PROVIDED RECORDS
• • • • • • •
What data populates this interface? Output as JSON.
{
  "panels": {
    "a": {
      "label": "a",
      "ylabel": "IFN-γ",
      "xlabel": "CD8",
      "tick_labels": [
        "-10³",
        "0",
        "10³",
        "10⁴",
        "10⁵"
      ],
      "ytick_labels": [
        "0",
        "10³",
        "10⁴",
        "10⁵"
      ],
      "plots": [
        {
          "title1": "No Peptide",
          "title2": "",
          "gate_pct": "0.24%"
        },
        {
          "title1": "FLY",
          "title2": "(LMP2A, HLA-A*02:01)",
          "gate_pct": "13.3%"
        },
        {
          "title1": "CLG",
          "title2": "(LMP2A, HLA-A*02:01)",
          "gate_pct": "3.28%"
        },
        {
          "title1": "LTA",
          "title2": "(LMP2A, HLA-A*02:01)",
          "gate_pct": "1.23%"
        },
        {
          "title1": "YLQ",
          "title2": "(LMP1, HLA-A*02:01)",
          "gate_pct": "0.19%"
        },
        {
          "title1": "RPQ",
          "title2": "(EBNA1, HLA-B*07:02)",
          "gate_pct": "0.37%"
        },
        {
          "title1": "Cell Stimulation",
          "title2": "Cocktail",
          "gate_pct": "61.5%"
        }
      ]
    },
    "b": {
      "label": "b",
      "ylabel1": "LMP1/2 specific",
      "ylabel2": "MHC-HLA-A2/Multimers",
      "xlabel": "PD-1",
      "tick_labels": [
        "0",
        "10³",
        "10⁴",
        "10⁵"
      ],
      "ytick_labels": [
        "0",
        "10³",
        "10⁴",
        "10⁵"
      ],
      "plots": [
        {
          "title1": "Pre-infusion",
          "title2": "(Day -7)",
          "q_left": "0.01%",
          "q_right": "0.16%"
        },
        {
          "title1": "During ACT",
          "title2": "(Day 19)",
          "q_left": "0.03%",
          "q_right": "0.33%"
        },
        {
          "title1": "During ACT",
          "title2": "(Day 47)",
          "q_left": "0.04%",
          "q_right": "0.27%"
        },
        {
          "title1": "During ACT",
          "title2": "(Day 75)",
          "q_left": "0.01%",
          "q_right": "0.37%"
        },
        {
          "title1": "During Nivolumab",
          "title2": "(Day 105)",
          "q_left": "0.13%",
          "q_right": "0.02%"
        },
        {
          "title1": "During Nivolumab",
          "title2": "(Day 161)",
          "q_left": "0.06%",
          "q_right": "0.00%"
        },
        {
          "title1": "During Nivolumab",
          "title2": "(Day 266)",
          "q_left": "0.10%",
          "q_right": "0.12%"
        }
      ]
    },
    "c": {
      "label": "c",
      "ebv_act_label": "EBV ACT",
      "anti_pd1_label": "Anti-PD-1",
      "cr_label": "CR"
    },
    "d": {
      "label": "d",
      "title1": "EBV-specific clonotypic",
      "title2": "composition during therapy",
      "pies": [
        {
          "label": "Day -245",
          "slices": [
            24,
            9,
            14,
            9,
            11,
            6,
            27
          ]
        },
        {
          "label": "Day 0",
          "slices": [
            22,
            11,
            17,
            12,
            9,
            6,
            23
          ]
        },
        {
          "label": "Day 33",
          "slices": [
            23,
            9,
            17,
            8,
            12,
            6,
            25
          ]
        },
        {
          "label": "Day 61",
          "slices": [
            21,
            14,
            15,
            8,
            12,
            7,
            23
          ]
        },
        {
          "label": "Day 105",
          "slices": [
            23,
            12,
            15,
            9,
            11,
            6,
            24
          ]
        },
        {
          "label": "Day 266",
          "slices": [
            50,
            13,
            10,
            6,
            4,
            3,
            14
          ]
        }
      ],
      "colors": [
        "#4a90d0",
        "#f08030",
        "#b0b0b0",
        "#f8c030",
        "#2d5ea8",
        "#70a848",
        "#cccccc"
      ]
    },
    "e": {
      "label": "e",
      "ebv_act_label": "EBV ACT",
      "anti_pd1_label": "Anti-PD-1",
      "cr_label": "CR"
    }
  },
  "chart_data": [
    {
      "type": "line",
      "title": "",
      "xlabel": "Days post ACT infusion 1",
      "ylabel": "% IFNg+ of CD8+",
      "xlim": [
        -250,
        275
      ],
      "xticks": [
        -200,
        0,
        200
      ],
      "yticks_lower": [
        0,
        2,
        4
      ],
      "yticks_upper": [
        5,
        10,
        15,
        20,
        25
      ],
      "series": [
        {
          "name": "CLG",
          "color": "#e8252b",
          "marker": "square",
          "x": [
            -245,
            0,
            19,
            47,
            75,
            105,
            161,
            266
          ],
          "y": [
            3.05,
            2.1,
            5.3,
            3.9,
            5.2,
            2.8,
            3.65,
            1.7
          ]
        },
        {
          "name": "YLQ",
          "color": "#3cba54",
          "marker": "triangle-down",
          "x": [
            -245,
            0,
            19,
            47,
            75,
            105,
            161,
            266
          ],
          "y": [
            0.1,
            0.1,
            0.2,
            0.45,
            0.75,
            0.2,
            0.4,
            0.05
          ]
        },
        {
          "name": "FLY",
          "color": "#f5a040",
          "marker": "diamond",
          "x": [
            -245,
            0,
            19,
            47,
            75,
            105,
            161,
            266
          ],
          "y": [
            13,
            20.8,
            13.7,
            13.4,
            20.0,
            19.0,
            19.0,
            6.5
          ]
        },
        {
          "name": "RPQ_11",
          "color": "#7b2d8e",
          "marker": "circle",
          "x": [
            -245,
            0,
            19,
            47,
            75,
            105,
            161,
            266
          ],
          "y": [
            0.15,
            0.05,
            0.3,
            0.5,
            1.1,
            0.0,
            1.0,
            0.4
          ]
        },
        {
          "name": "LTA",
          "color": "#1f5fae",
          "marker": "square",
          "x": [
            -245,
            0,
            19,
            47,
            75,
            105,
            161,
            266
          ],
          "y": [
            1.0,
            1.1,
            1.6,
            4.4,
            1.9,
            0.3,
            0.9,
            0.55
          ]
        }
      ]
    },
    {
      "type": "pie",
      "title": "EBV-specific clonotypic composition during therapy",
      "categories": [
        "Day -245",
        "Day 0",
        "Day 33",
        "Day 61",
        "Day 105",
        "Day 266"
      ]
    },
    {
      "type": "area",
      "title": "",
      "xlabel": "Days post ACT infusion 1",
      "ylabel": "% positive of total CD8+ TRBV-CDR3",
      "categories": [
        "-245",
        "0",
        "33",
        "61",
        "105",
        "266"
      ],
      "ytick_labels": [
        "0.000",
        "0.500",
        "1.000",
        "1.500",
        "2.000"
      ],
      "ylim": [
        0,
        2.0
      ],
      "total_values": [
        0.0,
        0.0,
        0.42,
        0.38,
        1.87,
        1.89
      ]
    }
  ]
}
• • • • • • •
WHAT YOU WILL DO
A faithful transcription of all the material is what this exercise calls for.

WRITTEN RESPONSE
What data populates this interface? Output as JSON.
{
  "panels": {
    "a": {
      "label": "a",
      "ylabel": "IFN-γ",
      "xlabel": "CD8",
      "tick_labels": [
        "-10³",
        "0",
        "10³",
        "10⁴",
        "10⁵"
      ],
      "ytick_labels": [
        "0",
        "10³",
        "10⁴",
        "10⁵"
      ],
      "plots": [
        {
          "title1": "No Peptide",
          "title2": "",
          "gate_pct": "0.24%"
        },
        {
          "title1": "FLY",
          "title2": "(LMP2A, HLA-A*02:01)",
          "gate_pct": "13.3%"
        },
        {
          "title1": "CLG",
          "title2": "(LMP2A, HLA-A*02:01)",
          "gate_pct": "3.28%"
        },
        {
          "title1": "LTA",
          "title2": "(LMP2A, HLA-A*02:01)",
          "gate_pct": "1.23%"
        },
        {
          "title1": "YLQ",
          "title2": "(LMP1, HLA-A*02:01)",
          "gate_pct": "0.19%"
        },
        {
          "title1": "RPQ",
          "title2": "(EBNA1, HLA-B*07:02)",
          "gate_pct": "0.37%"
        },
        {
          "title1": "Cell Stimulation",
          "title2": "Cocktail",
          "gate_pct": "61.5%"
        }
      ]
    },
    "b": {
      "label": "b",
      "ylabel1": "LMP1/2 specific",
      "ylabel2": "MHC-HLA-A2/Multimers",
      "xlabel": "PD-1",
      "tick_labels": [
        "0",
        "10³",
        "10⁴",
        "10⁵"
      ],
      "ytick_labels": [
        "0",
        "10³",
        "10⁴",
        "10⁵"
      ],
      "plots": [
        {
          "title1": "Pre-infusion",
          "title2": "(Day -7)",
          "q_left": "0.01%",
          "q_right": "0.16%"
        },
        {
          "title1": "During ACT",
          "title2": "(Day 19)",
          "q_left": "0.03%",
          "q_right": "0.33%"
        },
        {
          "title1": "During ACT",
          "title2": "(Day 47)",
          "q_left": "0.04%",
          "q_right": "0.27%"
        },
        {
          "title1": "During ACT",
          "title2": "(Day 75)",
          "q_left": "0.01%",
          "q_right": "0.37%"
        },
        {
          "title1": "During Nivolumab",
          "title2": "(Day 105)",
          "q_left": "0.13%",
          "q_right": "0.02%"
        },
        {
          "title1": "During Nivolumab",
          "title2": "(Day 161)",
          "q_left": "0.06%",
          "q_right": "0.00%"
        },
        {
          "title1": "During Nivolumab",
          "title2": "(Day 266)",
          "q_left": "0.10%",
          "q_right": "0.12%"
        }
      ]
    },
    "c": {
      "label": "c",
      "ebv_act_label": "EBV ACT",
      "anti_pd1_label": "Anti-PD-1",
      "cr_label": "CR"
    },
    "d": {
      "label": "d",
      "title1": "EBV-specific clonotypic",
      "title2": "composition during therapy",
      "pies": [
        {
          "label": "Day -245",
          "slices": [
            24,
            9,
            14,
            9,
            11,
            6,
            27
          ]
        },
        {
          "label": "Day 0",
          "slices": [
            22,
            11,
            17,
            12,
            9,
            6,
            23
          ]
        },
        {
          "label": "Day 33",
          "slices": [
            23,
            9,
            17,
            8,
            12,
            6,
            25
          ]
        },
        {
          "label": "Day 61",
          "slices": [
            21,
            14,
            15,
            8,
            12,
            7,
            23
          ]
        },
        {
          "label": "Day 105",
          "slices": [
            23,
            12,
            15,
            9,
            11,
            6,
            24
          ]
        },
        {
          "label": "Day 266",
          "slices": [
            50,
            13,
            10,
            6,
            4,
            3,
            14
          ]
        }
      ],
      "colors": [
        "#4a90d0",
        "#f08030",
        "#b0b0b0",
        "#f8c030",
        "#2d5ea8",
        "#70a848",
        "#cccccc"
      ]
    },
    "e": {
      "label": "e",
      "ebv_act_label": "EBV ACT",
      "anti_pd1_label": "Anti-PD-1",
      "cr_label": "CR"
    }
  },
  "chart_data": [
    {
      "type": "line",
      "title": "",
      "xlabel": "Days post ACT infusion 1",
      "ylabel": "% IFNg+ of CD8+",
      "xlim": [
        -250,
        275
      ],
      "xticks": [
        -200,
        0,
        200
      ],
      "yticks_lower": [
        0,
        2,
        4
      ],
      "yticks_upper": [
        5,
        10,
        15,
        20,
        25
      ],
      "series": [
        {
          "name": "CLG",
          "color": "#e8252b",
          "marker": "square",
          "x": [
            -245,
            0,
            19,
            47,
            75,
            105,
            161,
            266
          ],
          "y": [
            3.05,
            2.1,
            5.3,
            3.9,
            5.2,
            2.8,
            3.65,
            1.7
          ]
        },
        {
          "name": "YLQ",
          "color": "#3cba54",
          "marker": "triangle-down",
          "x": [
            -245,
            0,
            19,
            47,
            75,
            105,
            161,
            266
          ],
          "y": [
            0.1,
            0.1,
            0.2,
            0.45,
            0.75,
            0.2,
            0.4,
            0.05
          ]
        },
        {
          "name": "FLY",
          "color": "#f5a040",
          "marker": "diamond",
          "x": [
            -245,
            0,
            19,
            47,
            75,
            105,
            161,
            266
          ],
          "y": [
            13,
            20.8,
            13.7,
            13.4,
            20.0,
            19.0,
            19.0,
            6.5
          ]
        },
        {
          "name": "RPQ_11",
          "color": "#7b2d8e",
          "marker": "circle",
          "x": [
            -245,
            0,
            19,
            47,
            75,
            105,
            161,
            266
          ],
          "y": [
            0.15,
            0.05,
            0.3,
            0.5,
            1.1,
            0.0,
            1.0,
            0.4
          ]
        },
        {
          "name": "LTA",
          "color": "#1f5fae",
          "marker": "square",
          "x": [
            -245,
            0,
            19,
            47,
            75,
            105,
            161,
            266
          ],
          "y": [
            1.0,
            1.1,
            1.6,
            4.4,
            1.9,
            0.3,
            0.9,
            0.55
          ]
        }
      ]
    },
    {
      "type": "pie",
      "title": "EBV-specific clonotypic composition during therapy",
      "categories": [
        "Day -245",
        "Day 0",
        "Day 33",
        "Day 61",
        "Day 105",
        "Day 266"
      ]
    },
    {
      "type": "area",
      "title": "",
      "xlabel": "Days post ACT infusion 1",
      "ylabel": "% positive of total CD8+ TRBV-CDR3",
      "categories": [
        "-245",
        "0",
        "33",
        "61",
        "105",
        "266"
      ],
      "ytick_labels": [
        "0.000",
        "0.500",
        "1.000",
        "1.500",
        "2.000"
      ],
      "ylim": [
        0,
        2.0
      ],
      "total_values": [
        0.0,
        0.0,
        0.42,
        0.38,
        1.87,
        1.89
      ]
    }
  ]
}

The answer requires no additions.